───── RECORD EXCERPTS

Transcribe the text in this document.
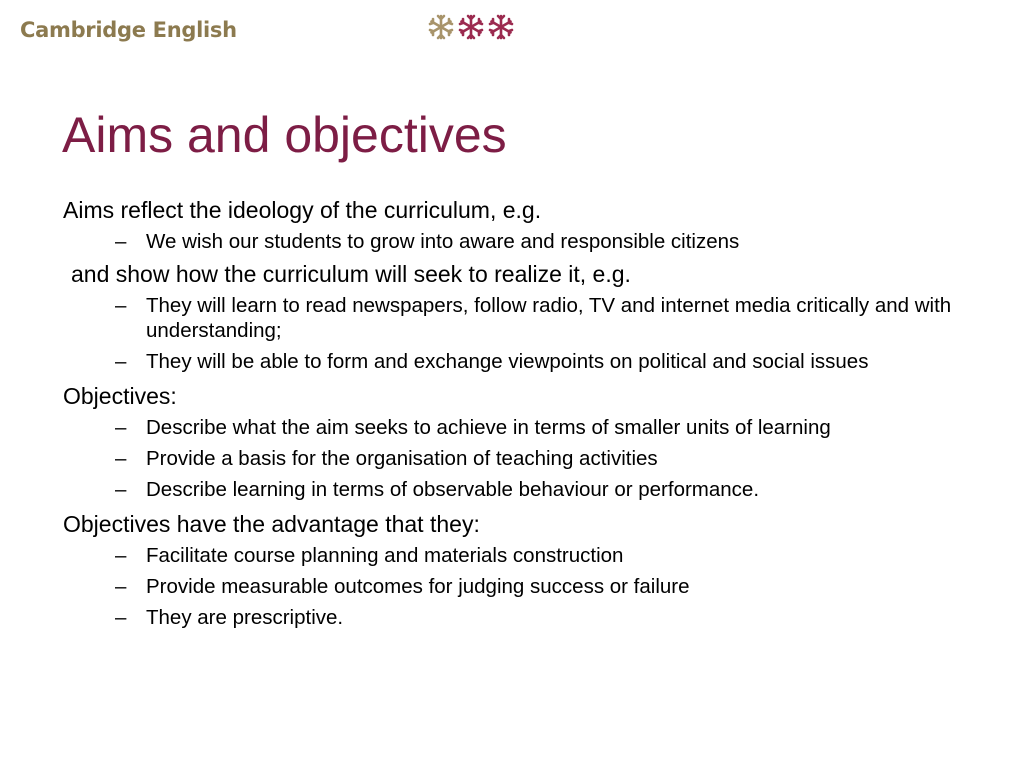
Cambridge English
Aims and objectives

Aims reflect the ideology of the curriculum, e.g.

– We wish our students to grow into aware and responsible citizens

and show how the curriculum will seek to realize it, e.g.

– They will learn to read newspapers, follow radio, TV and internet media critically and with understanding;

– They will be able to form and exchange viewpoints on political and social issues

Objectives:

– Describe what the aim seeks to achieve in terms of smaller units of learning

– Provide a basis for the organisation of teaching activities

– Describe learning in terms of observable behaviour or performance.

Objectives have the advantage that they:

– Facilitate course planning and materials construction

– Provide measurable outcomes for judging success or failure

– They are prescriptive.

──────────

→ **TASK DESCRIPTION**:
Without the images, write out each line of the data verbatim.

→ **PROBLEM SOLUTION**:
Transcribe the text in this document.
Cambridge English
Aims and objectives

Aims reflect the ideology of the curriculum, e.g.

– We wish our students to grow into aware and responsible citizens

and show how the curriculum will seek to realize it, e.g.

– They will learn to read newspapers, follow radio, TV and internet media critically and with understanding;

– They will be able to form and exchange viewpoints on political and social issues

Objectives:

– Describe what the aim seeks to achieve in terms of smaller units of learning

– Provide a basis for the organisation of teaching activities

– Describe learning in terms of observable behaviour or performance.

Objectives have the advantage that they:

– Facilitate course planning and materials construction

– Provide measurable outcomes for judging success or failure

– They are prescriptive.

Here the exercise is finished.